- **What you have to do**
Find every line in the records below that holds the word "Объем", and copy it out.

[Start Supplied records]

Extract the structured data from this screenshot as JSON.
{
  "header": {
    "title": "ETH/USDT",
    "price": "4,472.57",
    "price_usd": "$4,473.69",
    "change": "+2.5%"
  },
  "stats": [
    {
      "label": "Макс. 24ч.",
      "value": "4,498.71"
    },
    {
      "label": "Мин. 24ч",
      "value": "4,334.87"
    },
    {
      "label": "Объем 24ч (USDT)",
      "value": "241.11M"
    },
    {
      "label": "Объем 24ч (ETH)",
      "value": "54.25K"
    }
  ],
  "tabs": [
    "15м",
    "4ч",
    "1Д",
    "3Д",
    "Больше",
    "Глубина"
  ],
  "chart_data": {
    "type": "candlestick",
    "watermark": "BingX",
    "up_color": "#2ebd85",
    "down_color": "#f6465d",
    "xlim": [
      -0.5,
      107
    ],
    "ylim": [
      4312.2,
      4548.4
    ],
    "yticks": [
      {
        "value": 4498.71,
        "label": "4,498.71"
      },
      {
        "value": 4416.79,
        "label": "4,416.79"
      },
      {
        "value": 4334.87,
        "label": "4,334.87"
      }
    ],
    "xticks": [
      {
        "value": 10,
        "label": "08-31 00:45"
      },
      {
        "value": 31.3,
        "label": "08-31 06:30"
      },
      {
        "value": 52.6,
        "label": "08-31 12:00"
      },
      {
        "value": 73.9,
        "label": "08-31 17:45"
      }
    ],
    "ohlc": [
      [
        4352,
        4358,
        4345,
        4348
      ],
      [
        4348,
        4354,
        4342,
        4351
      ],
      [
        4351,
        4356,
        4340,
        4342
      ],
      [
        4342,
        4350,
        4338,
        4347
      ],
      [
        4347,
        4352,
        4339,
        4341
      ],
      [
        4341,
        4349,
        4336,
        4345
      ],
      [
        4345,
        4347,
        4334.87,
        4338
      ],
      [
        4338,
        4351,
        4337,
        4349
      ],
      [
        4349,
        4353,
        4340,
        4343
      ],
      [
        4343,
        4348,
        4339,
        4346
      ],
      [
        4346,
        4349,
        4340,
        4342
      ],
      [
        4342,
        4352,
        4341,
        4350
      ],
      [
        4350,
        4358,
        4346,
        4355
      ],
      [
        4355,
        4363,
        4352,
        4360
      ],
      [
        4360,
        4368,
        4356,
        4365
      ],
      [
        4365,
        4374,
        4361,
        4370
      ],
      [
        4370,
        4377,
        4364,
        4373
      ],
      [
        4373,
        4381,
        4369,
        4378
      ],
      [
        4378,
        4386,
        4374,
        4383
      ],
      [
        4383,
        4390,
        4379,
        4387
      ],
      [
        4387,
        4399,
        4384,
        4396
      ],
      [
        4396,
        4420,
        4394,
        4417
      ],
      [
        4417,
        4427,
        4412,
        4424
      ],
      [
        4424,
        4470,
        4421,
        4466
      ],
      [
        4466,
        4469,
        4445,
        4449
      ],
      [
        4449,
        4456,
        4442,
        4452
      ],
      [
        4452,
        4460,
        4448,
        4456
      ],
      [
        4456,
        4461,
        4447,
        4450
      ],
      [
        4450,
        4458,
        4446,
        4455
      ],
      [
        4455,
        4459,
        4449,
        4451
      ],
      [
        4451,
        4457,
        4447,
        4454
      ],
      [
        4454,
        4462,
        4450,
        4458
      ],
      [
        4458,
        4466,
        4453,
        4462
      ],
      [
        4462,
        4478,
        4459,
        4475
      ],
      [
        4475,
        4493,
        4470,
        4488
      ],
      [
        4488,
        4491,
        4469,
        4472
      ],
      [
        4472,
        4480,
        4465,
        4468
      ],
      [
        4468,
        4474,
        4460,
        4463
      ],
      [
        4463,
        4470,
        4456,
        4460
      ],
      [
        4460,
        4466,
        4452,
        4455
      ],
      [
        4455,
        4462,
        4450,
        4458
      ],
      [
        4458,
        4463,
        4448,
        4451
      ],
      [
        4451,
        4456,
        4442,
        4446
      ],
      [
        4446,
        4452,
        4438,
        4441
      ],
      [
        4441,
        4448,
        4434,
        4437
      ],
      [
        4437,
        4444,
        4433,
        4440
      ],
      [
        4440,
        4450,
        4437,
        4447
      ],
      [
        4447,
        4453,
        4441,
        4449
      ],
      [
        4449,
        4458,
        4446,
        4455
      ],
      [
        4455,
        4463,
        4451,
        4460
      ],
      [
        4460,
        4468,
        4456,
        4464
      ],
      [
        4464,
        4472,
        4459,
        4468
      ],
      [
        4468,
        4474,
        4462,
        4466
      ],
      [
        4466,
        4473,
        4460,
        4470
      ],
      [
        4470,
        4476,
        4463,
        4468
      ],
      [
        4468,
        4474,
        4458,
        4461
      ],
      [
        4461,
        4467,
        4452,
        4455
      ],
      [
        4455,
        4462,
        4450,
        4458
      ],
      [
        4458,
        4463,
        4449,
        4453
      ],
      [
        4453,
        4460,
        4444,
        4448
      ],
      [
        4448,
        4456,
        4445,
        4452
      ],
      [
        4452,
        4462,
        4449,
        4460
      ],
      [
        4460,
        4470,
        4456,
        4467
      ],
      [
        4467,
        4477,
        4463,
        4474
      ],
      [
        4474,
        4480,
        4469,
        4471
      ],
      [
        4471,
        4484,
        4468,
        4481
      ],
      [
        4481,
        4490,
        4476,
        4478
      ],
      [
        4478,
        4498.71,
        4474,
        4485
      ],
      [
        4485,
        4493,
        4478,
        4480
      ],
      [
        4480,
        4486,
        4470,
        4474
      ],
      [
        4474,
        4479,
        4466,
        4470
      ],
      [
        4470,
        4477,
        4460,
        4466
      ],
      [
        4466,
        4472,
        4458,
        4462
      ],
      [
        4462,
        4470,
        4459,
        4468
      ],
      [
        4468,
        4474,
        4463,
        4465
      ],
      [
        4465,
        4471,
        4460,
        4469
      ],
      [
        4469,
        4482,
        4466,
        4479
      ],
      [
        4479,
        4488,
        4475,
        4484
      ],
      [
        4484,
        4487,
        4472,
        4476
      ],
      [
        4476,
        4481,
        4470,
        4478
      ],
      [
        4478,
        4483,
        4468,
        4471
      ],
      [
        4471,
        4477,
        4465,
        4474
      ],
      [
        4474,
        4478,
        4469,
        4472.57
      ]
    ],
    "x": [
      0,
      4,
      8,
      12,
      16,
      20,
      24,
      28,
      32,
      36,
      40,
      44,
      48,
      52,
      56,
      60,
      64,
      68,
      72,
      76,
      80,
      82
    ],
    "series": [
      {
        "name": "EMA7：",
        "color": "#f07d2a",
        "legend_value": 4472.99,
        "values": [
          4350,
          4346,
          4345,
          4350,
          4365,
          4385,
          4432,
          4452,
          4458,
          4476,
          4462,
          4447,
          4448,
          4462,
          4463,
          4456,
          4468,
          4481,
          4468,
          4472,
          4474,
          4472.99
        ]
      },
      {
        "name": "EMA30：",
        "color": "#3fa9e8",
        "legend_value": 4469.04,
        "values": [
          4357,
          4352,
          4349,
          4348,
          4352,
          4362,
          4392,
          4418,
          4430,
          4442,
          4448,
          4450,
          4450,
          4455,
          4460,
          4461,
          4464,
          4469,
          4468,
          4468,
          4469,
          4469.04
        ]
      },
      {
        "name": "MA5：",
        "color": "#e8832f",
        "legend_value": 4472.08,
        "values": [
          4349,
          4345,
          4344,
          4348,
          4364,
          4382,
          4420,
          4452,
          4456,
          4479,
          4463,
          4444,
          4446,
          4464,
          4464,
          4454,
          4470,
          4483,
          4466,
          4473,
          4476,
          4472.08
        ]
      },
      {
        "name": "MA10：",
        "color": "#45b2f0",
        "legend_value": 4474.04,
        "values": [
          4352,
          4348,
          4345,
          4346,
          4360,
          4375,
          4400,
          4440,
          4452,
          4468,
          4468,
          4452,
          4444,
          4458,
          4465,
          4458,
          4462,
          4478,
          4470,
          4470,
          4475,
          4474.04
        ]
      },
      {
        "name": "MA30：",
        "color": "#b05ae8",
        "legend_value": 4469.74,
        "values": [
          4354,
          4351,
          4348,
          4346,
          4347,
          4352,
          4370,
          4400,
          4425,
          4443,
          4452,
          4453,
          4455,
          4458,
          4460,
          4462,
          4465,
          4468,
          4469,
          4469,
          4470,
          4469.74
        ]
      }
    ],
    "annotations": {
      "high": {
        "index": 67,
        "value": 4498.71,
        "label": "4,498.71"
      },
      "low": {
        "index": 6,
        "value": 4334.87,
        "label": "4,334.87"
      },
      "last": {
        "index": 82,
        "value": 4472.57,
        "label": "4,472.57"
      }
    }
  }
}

[End Supplied records]

- **Exercise result**
      "label": "Объем 24ч (USDT)",
      "label": "Объем 24ч (ETH)",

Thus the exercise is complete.